> _DIRECTIONS_: Determine the number of lines containing the word "Nidos", and state that figure alone.

> _EXERCISE MATERIAL_:
----------

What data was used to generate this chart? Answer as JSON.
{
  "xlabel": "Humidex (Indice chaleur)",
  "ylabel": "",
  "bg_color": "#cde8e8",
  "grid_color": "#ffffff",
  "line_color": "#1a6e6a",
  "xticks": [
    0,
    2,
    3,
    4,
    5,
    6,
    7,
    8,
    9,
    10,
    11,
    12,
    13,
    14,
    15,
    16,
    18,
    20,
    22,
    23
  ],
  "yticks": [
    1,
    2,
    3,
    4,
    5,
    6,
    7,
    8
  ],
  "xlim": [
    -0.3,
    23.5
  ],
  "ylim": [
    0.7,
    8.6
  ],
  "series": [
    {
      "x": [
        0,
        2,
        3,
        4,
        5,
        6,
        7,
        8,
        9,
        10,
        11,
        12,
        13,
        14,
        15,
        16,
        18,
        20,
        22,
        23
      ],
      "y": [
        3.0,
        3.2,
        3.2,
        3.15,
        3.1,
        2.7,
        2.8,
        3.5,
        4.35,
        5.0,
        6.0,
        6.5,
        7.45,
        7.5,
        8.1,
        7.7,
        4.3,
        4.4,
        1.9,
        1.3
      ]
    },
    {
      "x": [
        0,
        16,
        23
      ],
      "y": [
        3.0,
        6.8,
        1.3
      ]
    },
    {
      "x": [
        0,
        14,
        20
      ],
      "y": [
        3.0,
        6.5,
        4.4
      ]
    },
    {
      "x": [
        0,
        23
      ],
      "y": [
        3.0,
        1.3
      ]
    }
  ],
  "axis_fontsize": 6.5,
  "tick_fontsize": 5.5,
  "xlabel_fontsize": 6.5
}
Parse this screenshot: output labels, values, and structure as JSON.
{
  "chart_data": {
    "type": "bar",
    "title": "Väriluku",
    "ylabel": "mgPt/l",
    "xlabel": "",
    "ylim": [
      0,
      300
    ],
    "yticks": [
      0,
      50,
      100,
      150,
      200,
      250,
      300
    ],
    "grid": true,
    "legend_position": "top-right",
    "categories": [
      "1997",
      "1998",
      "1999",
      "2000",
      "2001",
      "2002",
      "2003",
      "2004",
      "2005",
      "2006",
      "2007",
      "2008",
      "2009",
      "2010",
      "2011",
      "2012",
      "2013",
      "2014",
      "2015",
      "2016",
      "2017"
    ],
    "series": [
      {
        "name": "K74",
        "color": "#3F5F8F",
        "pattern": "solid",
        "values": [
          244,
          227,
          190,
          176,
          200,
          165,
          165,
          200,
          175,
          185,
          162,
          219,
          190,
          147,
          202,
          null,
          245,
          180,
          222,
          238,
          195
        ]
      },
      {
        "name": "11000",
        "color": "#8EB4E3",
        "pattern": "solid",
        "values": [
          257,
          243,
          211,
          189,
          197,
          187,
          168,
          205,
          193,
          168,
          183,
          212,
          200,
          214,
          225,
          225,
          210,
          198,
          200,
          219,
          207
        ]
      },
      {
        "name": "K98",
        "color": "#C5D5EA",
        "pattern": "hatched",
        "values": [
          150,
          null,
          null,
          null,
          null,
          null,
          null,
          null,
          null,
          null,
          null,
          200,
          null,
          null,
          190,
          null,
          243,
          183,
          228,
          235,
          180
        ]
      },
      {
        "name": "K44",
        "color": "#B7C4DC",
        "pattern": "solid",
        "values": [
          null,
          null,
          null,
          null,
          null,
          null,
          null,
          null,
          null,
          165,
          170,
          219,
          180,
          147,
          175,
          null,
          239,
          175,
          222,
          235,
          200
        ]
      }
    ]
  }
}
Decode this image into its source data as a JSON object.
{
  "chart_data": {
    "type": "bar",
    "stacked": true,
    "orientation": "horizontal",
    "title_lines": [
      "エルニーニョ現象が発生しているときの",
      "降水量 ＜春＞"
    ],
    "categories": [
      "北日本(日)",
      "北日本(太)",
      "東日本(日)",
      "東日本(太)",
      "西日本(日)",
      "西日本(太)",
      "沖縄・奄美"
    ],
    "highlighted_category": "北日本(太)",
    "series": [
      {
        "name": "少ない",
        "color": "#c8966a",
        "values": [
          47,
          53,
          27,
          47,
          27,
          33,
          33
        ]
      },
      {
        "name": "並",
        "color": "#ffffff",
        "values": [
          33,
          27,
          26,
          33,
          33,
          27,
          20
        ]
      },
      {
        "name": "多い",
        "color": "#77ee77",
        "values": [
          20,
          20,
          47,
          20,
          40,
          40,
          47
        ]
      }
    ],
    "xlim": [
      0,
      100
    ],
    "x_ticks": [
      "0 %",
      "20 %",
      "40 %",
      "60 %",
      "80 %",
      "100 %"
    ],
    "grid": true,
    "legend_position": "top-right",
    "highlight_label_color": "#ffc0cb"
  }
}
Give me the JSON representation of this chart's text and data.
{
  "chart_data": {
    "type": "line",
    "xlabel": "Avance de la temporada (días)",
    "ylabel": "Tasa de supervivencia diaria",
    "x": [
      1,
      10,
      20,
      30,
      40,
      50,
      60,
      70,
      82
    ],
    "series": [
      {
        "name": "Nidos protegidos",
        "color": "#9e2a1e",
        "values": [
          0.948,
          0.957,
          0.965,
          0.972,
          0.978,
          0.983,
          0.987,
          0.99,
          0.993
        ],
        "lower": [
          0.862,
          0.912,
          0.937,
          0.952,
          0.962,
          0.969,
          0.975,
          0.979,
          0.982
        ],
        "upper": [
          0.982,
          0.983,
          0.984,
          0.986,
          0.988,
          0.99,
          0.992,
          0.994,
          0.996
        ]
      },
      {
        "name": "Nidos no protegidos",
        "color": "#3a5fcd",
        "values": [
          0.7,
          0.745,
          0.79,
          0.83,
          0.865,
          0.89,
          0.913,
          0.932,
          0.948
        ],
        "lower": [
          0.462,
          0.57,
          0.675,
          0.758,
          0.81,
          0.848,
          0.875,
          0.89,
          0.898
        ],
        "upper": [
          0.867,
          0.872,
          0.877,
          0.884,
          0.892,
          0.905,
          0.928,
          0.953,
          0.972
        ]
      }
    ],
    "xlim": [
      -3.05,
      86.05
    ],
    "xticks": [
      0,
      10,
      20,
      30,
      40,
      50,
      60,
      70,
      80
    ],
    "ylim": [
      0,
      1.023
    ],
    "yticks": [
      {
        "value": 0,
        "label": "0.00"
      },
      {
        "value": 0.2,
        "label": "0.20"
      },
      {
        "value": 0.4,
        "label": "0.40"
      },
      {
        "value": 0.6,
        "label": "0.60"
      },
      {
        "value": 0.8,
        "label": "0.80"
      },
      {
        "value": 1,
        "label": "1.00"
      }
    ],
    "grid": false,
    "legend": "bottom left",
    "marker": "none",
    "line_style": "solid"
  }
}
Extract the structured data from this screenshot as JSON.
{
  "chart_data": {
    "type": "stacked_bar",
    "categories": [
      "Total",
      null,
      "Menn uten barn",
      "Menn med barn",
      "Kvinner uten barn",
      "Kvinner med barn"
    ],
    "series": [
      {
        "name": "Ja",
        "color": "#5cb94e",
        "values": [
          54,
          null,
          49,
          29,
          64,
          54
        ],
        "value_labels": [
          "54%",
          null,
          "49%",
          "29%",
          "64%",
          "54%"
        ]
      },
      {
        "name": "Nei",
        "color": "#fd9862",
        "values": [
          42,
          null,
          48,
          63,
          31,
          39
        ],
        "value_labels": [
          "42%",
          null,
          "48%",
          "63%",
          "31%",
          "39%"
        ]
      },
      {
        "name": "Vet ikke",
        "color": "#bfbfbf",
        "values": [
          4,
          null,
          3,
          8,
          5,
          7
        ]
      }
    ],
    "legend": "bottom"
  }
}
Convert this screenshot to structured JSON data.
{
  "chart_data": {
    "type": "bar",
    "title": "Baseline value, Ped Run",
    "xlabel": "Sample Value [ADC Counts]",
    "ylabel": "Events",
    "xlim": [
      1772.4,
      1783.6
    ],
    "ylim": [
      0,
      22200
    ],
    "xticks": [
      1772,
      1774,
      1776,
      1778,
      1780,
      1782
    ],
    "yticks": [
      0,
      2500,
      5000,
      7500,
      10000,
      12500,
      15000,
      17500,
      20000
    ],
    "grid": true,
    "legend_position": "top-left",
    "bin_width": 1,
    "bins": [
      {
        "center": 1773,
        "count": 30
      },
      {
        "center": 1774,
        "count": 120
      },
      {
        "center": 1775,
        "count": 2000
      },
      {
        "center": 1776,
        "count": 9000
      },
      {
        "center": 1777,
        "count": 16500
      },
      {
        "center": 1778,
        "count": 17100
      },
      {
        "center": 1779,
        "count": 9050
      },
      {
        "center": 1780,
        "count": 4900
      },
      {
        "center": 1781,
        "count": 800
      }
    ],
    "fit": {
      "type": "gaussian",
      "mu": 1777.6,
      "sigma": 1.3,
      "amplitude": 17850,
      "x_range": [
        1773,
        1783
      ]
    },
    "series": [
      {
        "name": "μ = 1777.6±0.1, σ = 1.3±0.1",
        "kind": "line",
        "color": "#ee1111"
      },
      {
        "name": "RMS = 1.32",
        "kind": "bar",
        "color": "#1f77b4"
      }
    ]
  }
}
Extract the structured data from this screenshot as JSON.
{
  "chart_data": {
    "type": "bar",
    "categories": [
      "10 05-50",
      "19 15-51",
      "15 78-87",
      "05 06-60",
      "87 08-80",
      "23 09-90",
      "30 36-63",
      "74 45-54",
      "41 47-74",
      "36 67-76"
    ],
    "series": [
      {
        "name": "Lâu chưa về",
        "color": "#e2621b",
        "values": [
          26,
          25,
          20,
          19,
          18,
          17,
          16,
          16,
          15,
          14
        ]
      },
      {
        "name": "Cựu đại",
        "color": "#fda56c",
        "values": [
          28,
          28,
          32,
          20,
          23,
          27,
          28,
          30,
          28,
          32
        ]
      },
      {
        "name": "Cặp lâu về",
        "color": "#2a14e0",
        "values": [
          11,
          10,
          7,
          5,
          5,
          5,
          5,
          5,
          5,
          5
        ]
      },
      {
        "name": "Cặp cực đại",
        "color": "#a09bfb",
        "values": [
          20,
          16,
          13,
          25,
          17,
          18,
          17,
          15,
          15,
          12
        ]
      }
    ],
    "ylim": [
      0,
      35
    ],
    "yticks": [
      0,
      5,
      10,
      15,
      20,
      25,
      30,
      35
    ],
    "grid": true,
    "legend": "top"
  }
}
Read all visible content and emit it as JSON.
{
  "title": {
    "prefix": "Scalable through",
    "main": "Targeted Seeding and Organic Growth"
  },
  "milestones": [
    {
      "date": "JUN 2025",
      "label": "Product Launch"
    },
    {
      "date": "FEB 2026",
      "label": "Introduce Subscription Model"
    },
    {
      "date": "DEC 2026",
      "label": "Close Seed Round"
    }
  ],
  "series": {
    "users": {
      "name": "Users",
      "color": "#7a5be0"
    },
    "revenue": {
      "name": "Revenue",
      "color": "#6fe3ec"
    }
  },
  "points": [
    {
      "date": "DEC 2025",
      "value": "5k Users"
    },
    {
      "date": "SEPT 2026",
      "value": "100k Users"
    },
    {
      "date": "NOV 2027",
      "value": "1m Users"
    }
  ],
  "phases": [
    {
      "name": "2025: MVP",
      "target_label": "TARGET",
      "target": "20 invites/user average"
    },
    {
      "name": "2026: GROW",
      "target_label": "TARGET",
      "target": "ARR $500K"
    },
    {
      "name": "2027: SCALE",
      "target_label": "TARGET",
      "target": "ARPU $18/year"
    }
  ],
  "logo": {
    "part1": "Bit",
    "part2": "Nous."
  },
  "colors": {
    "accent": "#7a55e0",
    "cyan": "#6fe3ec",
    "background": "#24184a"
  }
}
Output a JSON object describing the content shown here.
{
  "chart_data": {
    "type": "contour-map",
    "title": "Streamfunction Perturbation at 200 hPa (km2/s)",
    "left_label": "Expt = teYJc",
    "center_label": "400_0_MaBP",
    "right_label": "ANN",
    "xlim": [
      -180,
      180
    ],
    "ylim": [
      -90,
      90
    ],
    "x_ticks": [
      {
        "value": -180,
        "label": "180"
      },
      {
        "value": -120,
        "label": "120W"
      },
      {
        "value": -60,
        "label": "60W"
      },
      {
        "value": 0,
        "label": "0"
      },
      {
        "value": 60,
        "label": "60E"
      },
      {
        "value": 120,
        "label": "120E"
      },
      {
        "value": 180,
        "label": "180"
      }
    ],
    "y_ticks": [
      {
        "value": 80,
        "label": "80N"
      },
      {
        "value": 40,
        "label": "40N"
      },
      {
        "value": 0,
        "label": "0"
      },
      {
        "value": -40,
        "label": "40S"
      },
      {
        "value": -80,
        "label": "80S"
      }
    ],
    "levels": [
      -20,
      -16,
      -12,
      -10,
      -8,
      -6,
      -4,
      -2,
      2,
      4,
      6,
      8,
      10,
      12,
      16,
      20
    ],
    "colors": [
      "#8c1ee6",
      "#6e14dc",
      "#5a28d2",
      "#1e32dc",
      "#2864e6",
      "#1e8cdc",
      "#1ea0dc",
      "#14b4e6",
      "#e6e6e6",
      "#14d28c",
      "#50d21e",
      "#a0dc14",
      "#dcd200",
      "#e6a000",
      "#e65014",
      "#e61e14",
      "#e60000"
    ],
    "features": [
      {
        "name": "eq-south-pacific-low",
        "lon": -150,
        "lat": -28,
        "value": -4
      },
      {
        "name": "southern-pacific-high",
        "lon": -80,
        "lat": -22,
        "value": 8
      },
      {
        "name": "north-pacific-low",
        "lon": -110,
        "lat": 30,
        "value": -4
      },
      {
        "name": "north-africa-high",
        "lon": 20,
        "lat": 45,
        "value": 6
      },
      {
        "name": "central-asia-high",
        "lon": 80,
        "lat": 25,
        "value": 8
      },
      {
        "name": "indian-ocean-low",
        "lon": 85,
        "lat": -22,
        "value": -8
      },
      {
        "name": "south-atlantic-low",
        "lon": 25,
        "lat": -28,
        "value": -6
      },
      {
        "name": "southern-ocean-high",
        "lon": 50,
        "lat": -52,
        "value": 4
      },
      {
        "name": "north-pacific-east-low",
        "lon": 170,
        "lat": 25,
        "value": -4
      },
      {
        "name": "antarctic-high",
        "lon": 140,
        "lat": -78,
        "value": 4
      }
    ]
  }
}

----------

> _THE ANSWER_: 2